[Records that describe figures]
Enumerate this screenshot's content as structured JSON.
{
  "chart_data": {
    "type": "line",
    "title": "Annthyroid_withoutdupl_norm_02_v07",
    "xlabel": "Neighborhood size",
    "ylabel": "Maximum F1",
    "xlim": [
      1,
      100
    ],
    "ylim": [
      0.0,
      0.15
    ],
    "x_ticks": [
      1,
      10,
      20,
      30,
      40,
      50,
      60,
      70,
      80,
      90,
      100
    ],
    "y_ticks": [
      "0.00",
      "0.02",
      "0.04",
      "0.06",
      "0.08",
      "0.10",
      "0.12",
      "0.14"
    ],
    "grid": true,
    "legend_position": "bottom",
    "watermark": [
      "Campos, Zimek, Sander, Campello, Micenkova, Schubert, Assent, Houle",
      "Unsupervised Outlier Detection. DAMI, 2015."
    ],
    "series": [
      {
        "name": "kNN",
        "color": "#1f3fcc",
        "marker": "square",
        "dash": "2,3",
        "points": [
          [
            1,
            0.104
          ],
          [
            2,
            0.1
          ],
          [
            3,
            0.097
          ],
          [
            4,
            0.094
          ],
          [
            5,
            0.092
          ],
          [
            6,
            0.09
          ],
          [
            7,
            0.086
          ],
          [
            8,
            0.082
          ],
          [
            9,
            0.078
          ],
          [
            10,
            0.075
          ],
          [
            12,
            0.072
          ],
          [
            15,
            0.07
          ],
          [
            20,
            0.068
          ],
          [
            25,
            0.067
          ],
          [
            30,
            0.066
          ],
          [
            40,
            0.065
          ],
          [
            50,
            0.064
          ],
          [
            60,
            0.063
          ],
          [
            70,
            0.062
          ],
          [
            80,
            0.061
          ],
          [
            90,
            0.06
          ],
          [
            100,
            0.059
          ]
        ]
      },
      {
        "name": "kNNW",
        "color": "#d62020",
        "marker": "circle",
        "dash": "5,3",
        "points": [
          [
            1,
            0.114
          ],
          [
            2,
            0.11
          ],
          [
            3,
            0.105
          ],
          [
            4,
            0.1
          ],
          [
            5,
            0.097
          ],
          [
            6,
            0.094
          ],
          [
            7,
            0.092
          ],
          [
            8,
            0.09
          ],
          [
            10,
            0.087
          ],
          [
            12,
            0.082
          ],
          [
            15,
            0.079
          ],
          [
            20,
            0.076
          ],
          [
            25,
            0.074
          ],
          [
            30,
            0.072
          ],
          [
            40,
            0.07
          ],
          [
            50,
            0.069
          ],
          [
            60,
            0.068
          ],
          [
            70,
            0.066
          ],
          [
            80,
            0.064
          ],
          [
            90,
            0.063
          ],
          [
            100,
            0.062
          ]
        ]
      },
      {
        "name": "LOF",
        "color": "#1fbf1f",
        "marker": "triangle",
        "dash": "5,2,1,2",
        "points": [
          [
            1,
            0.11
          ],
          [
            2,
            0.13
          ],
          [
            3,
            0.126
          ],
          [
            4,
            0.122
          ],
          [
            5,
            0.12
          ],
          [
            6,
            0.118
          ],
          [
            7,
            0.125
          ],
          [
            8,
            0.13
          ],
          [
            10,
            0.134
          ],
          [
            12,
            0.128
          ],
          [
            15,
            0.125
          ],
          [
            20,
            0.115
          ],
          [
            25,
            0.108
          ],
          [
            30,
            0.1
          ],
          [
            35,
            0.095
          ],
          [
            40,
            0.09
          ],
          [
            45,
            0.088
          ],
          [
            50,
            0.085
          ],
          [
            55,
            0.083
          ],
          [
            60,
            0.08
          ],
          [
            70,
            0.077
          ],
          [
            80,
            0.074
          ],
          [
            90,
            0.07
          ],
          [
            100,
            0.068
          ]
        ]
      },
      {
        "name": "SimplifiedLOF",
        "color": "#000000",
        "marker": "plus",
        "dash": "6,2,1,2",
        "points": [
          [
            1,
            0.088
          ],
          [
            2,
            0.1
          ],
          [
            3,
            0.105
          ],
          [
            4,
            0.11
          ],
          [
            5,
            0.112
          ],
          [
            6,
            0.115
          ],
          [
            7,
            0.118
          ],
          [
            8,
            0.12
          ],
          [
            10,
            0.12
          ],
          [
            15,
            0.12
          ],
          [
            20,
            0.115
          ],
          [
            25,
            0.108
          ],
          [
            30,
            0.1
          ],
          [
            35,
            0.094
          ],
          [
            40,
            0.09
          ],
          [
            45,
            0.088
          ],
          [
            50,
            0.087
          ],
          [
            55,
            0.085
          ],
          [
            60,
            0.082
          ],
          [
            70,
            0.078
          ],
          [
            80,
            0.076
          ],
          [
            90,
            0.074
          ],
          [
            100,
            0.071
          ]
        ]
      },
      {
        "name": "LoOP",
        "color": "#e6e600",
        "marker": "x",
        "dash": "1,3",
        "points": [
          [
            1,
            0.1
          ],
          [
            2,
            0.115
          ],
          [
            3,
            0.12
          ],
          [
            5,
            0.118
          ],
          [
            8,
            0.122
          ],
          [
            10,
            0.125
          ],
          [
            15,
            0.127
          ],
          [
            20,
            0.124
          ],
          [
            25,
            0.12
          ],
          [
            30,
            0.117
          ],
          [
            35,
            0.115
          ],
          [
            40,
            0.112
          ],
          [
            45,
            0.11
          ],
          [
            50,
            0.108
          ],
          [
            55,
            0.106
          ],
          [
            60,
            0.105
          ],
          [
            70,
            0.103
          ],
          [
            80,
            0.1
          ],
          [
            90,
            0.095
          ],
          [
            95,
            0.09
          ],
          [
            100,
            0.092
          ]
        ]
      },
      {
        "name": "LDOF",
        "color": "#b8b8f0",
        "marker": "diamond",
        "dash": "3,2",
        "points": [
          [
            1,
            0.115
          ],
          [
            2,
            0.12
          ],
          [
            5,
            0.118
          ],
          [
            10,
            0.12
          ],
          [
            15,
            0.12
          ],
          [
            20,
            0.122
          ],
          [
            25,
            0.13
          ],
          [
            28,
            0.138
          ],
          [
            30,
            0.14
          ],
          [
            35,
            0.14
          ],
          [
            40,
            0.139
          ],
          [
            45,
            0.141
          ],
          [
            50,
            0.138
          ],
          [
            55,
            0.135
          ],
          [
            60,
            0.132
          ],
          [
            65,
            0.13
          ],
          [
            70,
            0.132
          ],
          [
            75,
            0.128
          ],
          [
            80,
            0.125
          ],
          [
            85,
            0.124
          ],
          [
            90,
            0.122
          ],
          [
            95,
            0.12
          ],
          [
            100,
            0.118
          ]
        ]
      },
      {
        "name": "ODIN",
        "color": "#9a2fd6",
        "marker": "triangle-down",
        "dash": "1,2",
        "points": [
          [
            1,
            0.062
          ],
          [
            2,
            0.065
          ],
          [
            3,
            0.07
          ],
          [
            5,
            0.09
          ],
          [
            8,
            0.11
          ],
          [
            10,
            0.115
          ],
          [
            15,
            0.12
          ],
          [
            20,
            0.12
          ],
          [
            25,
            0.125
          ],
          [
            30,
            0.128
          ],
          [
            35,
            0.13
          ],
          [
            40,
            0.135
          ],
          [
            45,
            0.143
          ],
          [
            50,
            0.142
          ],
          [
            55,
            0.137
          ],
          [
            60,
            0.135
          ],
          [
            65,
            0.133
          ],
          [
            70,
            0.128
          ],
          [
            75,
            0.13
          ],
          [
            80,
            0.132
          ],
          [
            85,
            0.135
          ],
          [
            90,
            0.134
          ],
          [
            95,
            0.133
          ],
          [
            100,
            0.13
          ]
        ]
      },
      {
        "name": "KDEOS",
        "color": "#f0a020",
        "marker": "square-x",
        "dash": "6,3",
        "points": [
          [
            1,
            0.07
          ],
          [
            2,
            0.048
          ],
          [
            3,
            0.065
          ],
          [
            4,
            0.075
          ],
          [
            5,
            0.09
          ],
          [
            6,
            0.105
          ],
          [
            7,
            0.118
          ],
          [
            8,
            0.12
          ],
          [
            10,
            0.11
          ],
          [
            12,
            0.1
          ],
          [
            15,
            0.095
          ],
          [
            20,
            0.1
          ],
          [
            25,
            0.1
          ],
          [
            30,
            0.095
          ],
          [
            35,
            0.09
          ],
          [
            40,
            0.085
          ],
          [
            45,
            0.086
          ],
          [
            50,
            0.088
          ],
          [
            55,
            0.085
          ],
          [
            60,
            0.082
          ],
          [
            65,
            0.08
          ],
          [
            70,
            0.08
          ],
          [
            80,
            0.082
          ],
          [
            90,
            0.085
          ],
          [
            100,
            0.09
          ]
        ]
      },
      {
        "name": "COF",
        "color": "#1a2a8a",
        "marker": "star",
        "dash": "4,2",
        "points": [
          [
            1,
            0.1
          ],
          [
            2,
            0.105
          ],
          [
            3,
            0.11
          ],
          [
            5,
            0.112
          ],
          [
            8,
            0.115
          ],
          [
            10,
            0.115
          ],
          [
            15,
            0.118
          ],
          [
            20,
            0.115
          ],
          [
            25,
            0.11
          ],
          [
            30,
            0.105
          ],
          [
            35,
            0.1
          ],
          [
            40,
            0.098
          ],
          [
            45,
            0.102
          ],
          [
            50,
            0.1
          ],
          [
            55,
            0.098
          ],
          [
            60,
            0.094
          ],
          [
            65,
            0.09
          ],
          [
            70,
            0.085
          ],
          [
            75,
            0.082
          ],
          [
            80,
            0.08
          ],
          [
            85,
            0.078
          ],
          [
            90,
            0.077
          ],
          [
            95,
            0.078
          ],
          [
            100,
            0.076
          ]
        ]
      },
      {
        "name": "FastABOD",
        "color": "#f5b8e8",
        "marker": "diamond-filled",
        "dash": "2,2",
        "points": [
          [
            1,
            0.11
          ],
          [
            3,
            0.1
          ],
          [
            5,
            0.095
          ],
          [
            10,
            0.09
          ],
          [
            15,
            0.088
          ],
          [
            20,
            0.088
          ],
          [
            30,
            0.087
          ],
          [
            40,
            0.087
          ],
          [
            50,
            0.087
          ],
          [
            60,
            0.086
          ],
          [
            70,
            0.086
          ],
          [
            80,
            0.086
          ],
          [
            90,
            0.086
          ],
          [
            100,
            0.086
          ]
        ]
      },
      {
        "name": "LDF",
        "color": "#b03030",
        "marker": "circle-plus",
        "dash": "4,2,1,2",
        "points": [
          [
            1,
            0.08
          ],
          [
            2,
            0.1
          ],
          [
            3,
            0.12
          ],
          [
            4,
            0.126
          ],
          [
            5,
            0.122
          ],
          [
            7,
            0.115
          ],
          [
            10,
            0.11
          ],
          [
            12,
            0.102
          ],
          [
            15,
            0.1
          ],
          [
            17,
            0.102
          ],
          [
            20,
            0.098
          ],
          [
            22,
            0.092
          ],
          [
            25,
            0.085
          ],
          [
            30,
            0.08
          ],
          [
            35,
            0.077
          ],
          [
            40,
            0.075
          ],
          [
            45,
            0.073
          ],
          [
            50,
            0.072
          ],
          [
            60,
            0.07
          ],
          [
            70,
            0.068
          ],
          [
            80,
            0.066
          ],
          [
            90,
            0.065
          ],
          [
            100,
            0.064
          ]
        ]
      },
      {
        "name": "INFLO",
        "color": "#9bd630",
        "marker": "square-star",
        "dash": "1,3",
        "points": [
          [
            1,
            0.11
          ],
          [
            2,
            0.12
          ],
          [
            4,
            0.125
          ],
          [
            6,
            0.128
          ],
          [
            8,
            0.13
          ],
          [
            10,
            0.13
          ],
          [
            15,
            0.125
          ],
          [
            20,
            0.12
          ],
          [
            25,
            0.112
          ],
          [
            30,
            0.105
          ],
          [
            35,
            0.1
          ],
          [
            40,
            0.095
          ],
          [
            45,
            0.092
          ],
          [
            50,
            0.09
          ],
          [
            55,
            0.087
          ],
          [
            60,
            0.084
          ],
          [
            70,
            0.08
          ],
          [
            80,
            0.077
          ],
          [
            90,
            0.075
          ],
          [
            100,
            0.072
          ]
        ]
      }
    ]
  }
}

▶ **TO DO**
Look through the data and gather every line with the string "color" in it.

▶ **ANSWER TO THE TASK**
        "color": "#1f3fcc",
        "color": "#d62020",
        "color": "#1fbf1f",
        "color": "#000000",
        "color": "#e6e600",
        "color": "#b8b8f0",
        "color": "#9a2fd6",
        "color": "#f0a020",
        "color": "#1a2a8a",
        "color": "#f5b8e8",
        "color": "#b03030",
        "color": "#9bd630",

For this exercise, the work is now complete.